→ Work to do:
In the entries below, find every line holding the string "this" and collect it.

--------------------------------

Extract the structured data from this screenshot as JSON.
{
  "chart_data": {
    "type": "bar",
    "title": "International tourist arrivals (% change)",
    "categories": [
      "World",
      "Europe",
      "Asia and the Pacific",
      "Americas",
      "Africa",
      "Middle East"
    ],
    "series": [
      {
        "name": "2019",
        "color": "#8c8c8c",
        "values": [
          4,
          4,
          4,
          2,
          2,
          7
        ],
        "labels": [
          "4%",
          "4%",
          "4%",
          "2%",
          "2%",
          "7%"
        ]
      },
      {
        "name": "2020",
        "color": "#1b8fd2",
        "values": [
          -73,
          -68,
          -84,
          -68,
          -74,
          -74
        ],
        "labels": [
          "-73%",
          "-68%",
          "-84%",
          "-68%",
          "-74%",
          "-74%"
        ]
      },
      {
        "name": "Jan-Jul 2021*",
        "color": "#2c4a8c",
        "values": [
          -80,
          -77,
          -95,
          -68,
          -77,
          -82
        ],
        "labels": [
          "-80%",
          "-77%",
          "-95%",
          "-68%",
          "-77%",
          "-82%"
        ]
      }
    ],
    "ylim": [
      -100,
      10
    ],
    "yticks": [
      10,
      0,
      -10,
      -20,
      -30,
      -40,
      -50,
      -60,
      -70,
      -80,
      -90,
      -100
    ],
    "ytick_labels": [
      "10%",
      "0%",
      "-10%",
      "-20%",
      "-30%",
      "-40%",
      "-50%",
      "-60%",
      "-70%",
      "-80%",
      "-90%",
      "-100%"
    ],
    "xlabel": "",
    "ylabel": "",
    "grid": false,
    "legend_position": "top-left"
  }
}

--------------------------------

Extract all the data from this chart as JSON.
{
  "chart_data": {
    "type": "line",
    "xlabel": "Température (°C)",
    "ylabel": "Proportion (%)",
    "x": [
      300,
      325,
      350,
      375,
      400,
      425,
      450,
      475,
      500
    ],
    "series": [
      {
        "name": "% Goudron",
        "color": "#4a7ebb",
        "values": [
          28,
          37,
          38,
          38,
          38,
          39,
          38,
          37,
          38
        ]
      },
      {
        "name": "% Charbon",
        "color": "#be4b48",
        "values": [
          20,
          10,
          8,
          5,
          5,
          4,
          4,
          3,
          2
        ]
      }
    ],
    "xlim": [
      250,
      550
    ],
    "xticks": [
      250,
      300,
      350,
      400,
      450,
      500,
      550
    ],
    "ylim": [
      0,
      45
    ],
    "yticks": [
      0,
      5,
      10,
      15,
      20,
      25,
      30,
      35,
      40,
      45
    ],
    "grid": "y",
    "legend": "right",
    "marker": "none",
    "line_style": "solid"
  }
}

--------------------------------

→ The solution:
Extract the structured data from this screenshot as JSON.
Extract all the data from this chart as JSON.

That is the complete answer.